The records below need retyping in full; give them again exactly.
======== THE INPUT
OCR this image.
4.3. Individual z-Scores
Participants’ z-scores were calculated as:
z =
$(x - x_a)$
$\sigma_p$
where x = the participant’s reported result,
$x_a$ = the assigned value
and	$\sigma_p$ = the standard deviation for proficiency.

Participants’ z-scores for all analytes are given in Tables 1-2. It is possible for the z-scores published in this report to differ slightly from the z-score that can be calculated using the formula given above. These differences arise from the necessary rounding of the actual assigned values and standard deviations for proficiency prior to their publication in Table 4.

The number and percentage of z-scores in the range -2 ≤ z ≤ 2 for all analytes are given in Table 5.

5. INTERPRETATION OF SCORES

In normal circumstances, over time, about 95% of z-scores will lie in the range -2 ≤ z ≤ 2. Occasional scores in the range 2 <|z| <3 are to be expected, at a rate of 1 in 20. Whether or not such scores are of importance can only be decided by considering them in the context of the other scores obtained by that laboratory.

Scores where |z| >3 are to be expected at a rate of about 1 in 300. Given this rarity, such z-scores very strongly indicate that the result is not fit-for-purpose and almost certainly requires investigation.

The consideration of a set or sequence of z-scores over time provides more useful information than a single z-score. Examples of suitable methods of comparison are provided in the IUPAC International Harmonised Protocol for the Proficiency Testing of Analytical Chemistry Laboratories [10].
================
WRITTEN SOLUTION>
OCR this image.
4.3. Individual z-Scores
Participants’ z-scores were calculated as:
z =
$(x - x_a)$
$\sigma_p$
where x = the participant’s reported result,
$x_a$ = the assigned value
and	$\sigma_p$ = the standard deviation for proficiency.

Participants’ z-scores for all analytes are given in Tables 1-2. It is possible for the z-scores published in this report to differ slightly from the z-score that can be calculated using the formula given above. These differences arise from the necessary rounding of the actual assigned values and standard deviations for proficiency prior to their publication in Table 4.

The number and percentage of z-scores in the range -2 ≤ z ≤ 2 for all analytes are given in Table 5.

5. INTERPRETATION OF SCORES

In normal circumstances, over time, about 95% of z-scores will lie in the range -2 ≤ z ≤ 2. Occasional scores in the range 2 <|z| <3 are to be expected, at a rate of 1 in 20. Whether or not such scores are of importance can only be decided by considering them in the context of the other scores obtained by that laboratory.

Scores where |z| >3 are to be expected at a rate of about 1 in 300. Given this rarity, such z-scores very strongly indicate that the result is not fit-for-purpose and almost certainly requires investigation.

The consideration of a set or sequence of z-scores over time provides more useful information than a single z-score. Examples of suitable methods of comparison are provided in the IUPAC International Harmonised Protocol for the Proficiency Testing of Analytical Chemistry Laboratories [10].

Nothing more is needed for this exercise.